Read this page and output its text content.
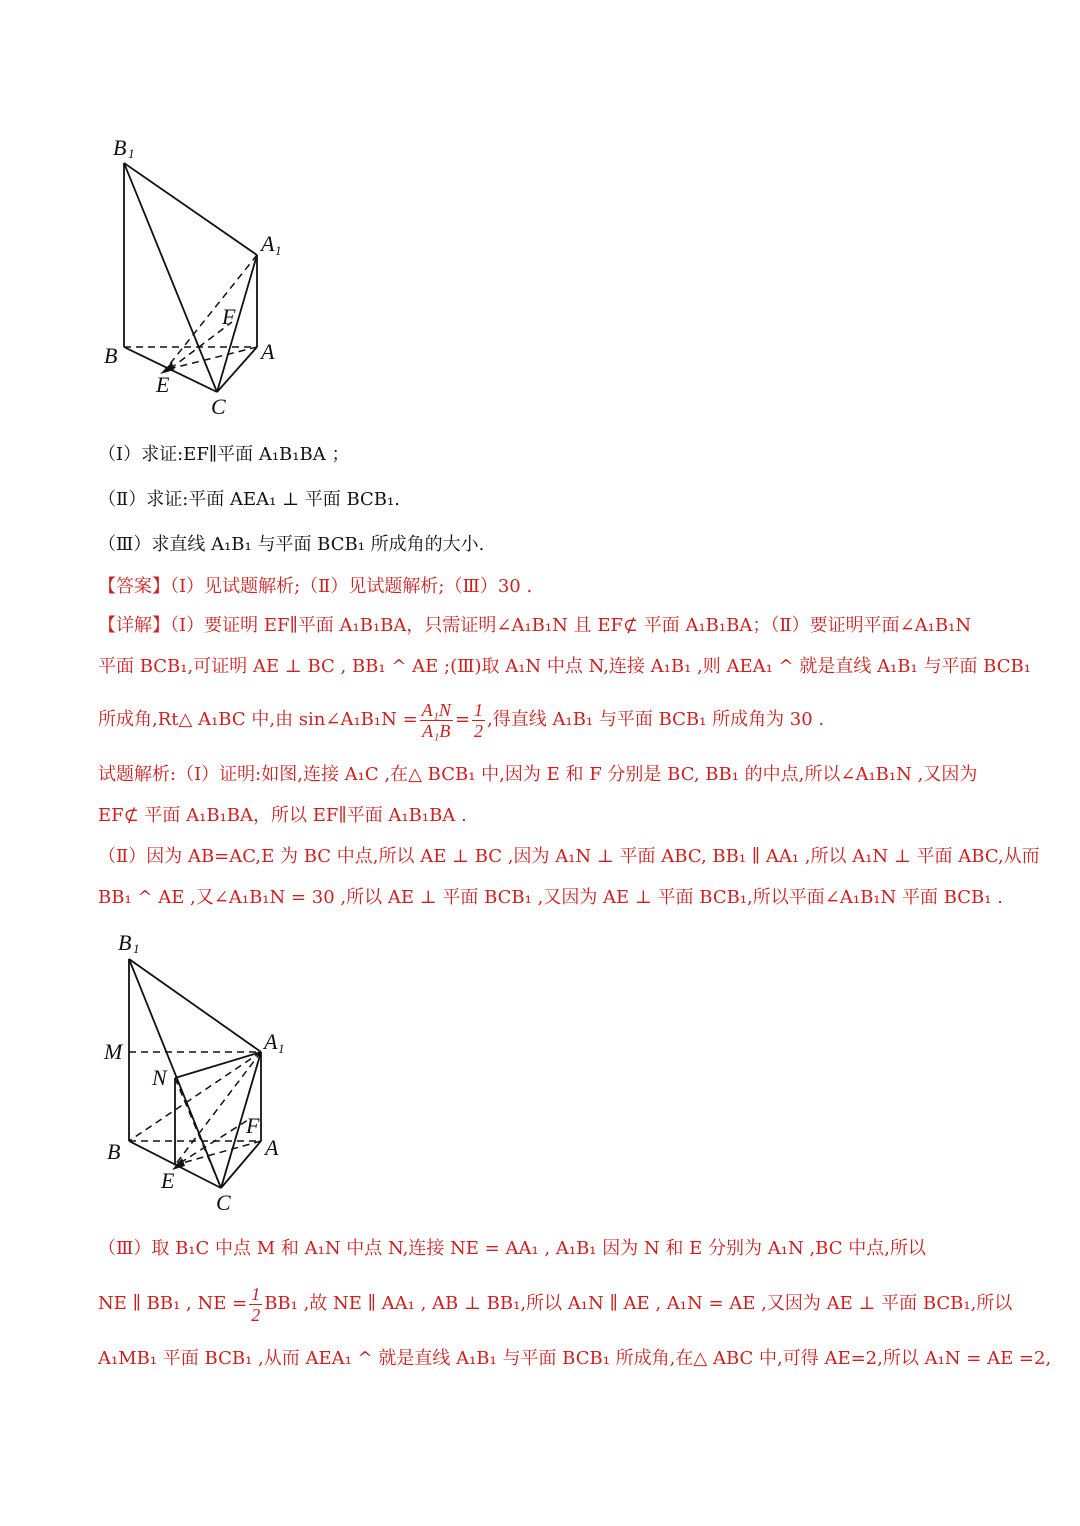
B 1
A 1
B	A
F
E
C
（Ⅰ）求证:EF∥平面 A₁B₁BA ；
（Ⅱ）求证:平面 AEA₁ ⊥ 平面 BCB₁.
（Ⅲ）求直线 A₁B₁ 与平面 BCB₁ 所成角的大小.
【答案】（Ⅰ）见试题解析;（Ⅱ）见试题解析;（Ⅲ）30 .
【详解】（Ⅰ）要证明 EF∥平面 A₁B₁BA，只需证明∠A₁B₁N 且 EF⊄ 平面 A₁B₁BA；（Ⅱ）要证明平面∠A₁B₁N
平面 BCB₁,可证明 AE ⊥ BC , BB₁ ^ AE ;(Ⅲ)取 A₁N 中点 N,连接 A₁B₁ ,则 AEA₁ ^ 就是直线 A₁B₁ 与平面 BCB₁
所成角,Rt△ A₁BC 中,由 sin∠A₁B₁N = $\frac{\text{A₁N}}{\text{A₁B}} = \frac{1}{2}$ ,得直线 A₁B₁ 与平面 BCB₁ 所成角为 30 .
试题解析:（Ⅰ）证明:如图,连接 A₁C ,在△ BCB₁ 中,因为 E 和 F 分别是 BC, BB₁ 的中点,所以∠A₁B₁N ,又因为
EF⊄ 平面 A₁B₁BA，所以 EF∥平面 A₁B₁BA .
（Ⅱ）因为 AB=AC,E 为 BC 中点,所以 AE ⊥ BC ,因为 A₁N ⊥ 平面 ABC, BB₁ ∥ AA₁ ,所以 A₁N ⊥ 平面 ABC,从而
BB₁ ^ AE ,又∠A₁B₁N = 30 ,所以 AE ⊥ 平面 BCB₁ ,又因为 AE ⊥ 平面 BCB₁,所以平面∠A₁B₁N 平面 BCB₁ .
B 1
A 1
M
N
F
B	A
E
C
（Ⅲ）取 B₁C 中点 M 和 A₁N 中点 N,连接 NE = AA₁ , A₁B₁ 因为 N 和 E 分别为 A₁N ,BC 中点,所以
NE ∥ BB₁ , NE = $\frac{1}{2} BB_1$ ,故 NE ∥ AA₁ , AB ⊥ BB₁,所以 A₁N ∥ AE , A₁N = AE ,又因为 AE ⊥ 平面 BCB₁,所以
A₁MB₁ 平面 BCB₁ ,从而 AEA₁ ^ 就是直线 A₁B₁ 与平面 BCB₁ 所成角,在△ ABC 中,可得 AE=2,所以 A₁N = AE =2,
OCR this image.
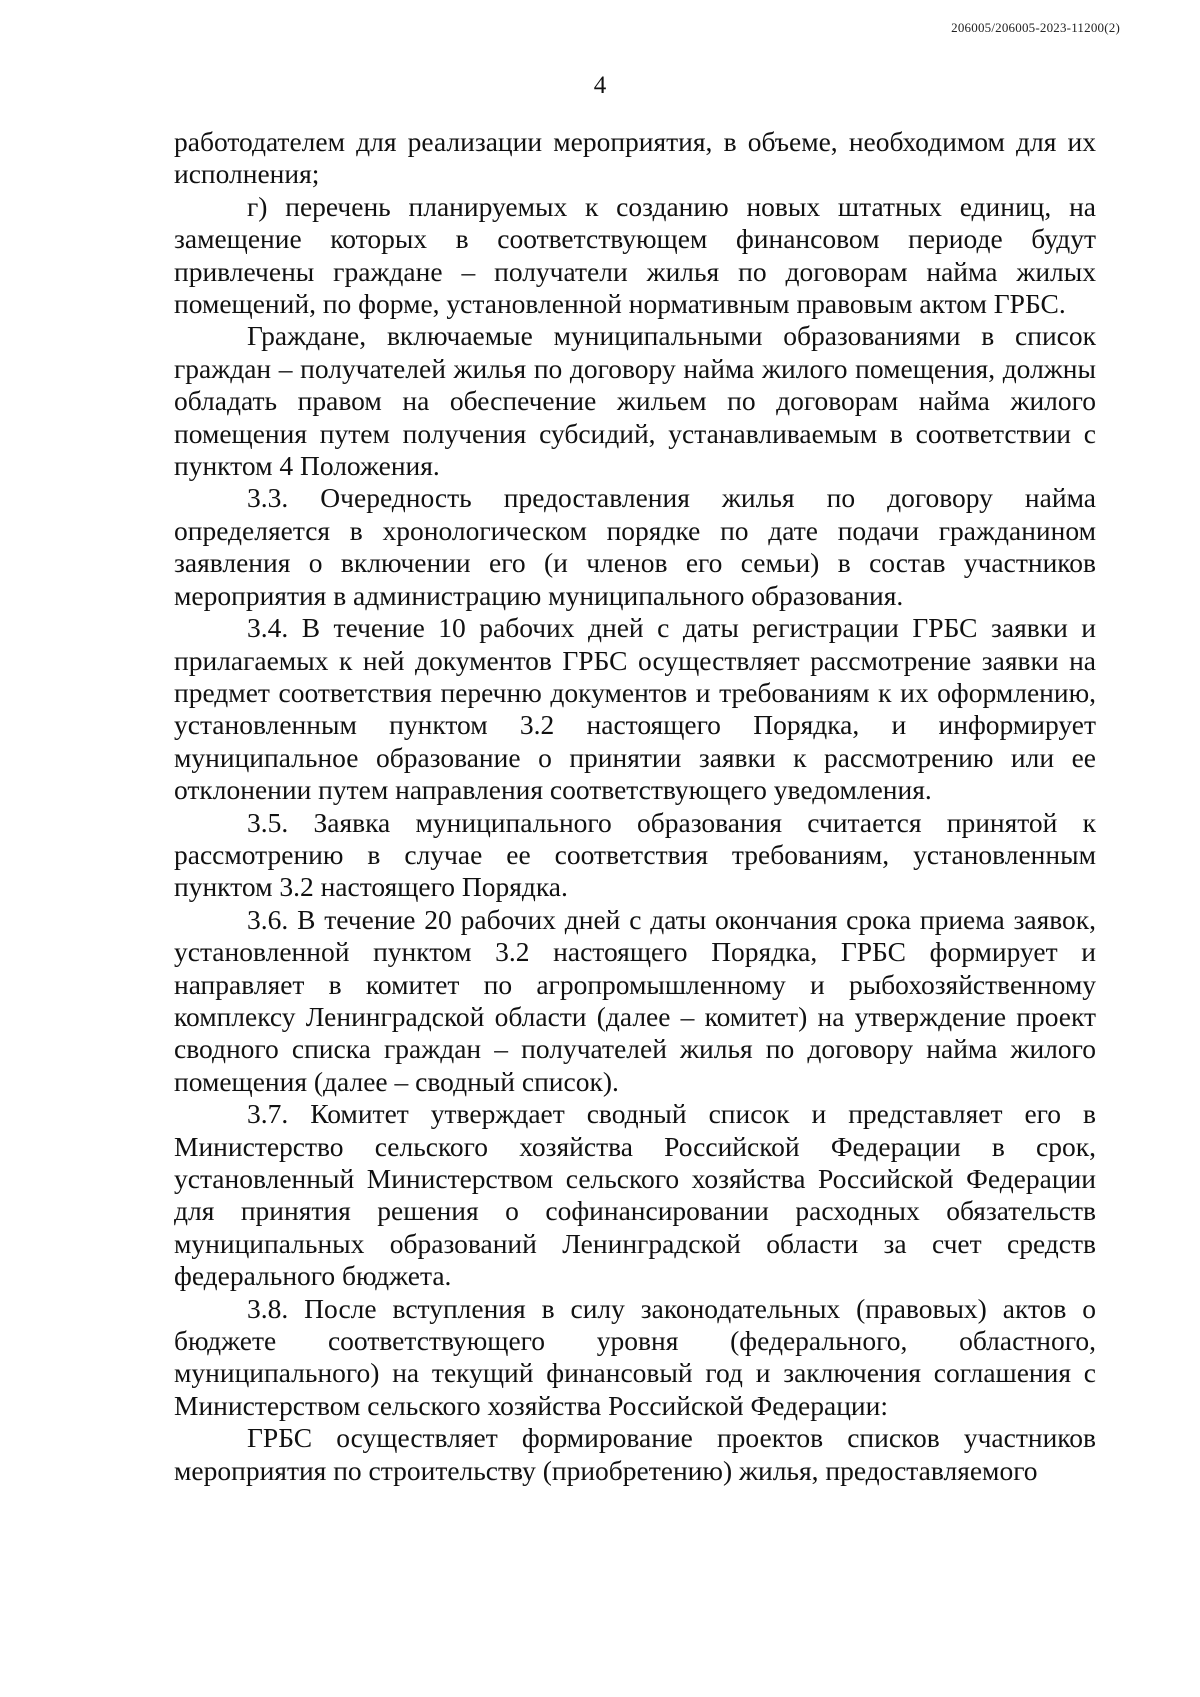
206005/206005-2023-11200(2)
4

работодателем для реализации мероприятия, в объеме, необходимом для их исполнения;

г) перечень планируемых к созданию новых штатных единиц, на замещение которых в соответствующем финансовом периоде будут привлечены граждане – получатели жилья по договорам найма жилых помещений, по форме, установленной нормативным правовым актом ГРБС.

Граждане, включаемые муниципальными образованиями в список граждан – получателей жилья по договору найма жилого помещения, должны обладать правом на обеспечение жильем по договорам найма жилого помещения путем получения субсидий, устанавливаемым в соответствии с пунктом 4 Положения.

3.3. Очередность предоставления жилья по договору найма определяется в хронологическом порядке по дате подачи гражданином заявления о включении его (и членов его семьи) в состав участников мероприятия в администрацию муниципального образования.

3.4. В течение 10 рабочих дней с даты регистрации ГРБС заявки и прилагаемых к ней документов ГРБС осуществляет рассмотрение заявки на предмет соответствия перечню документов и требованиям к их оформлению, установленным пунктом 3.2 настоящего Порядка, и информирует муниципальное образование о принятии заявки к рассмотрению или ее отклонении путем направления соответствующего уведомления.

3.5. Заявка муниципального образования считается принятой к рассмотрению в случае ее соответствия требованиям, установленным пунктом 3.2 настоящего Порядка.

3.6. В течение 20 рабочих дней с даты окончания срока приема заявок, установленной пунктом 3.2 настоящего Порядка, ГРБС формирует и направляет в комитет по агропромышленному и рыбохозяйственному комплексу Ленинградской области (далее – комитет) на утверждение проект сводного списка граждан – получателей жилья по договору найма жилого помещения (далее – сводный список).

3.7. Комитет утверждает сводный список и представляет его в Министерство сельского хозяйства Российской Федерации в срок, установленный Министерством сельского хозяйства Российской Федерации для принятия решения о софинансировании расходных обязательств муниципальных образований Ленинградской области за счет средств федерального бюджета.

3.8. После вступления в силу законодательных (правовых) актов о бюджете соответствующего уровня (федерального, областного, муниципального) на текущий финансовый год и заключения соглашения с Министерством сельского хозяйства Российской Федерации:

ГРБС осуществляет формирование проектов списков участников мероприятия по строительству (приобретению) жилья, предоставляемого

________________

Task to carry out: Locate the lines above that hold the word "получателей". Show every one of them.

Exercise solution:
Граждане, включаемые муниципальными образованиями в список граждан – получателей жилья по договору найма жилого помещения, должны обладать правом на обеспечение жильем по договорам найма жилого помещения путем получения субсидий, устанавливаемым в соответствии с пунктом 4 Положения.
3.6. В течение 20 рабочих дней с даты окончания срока приема заявок, установленной пунктом 3.2 настоящего Порядка, ГРБС формирует и направляет в комитет по агропромышленному и рыбохозяйственному комплексу Ленинградской области (далее – комитет) на утверждение проект сводного списка граждан – получателей жилья по договору найма жилого помещения (далее – сводный список).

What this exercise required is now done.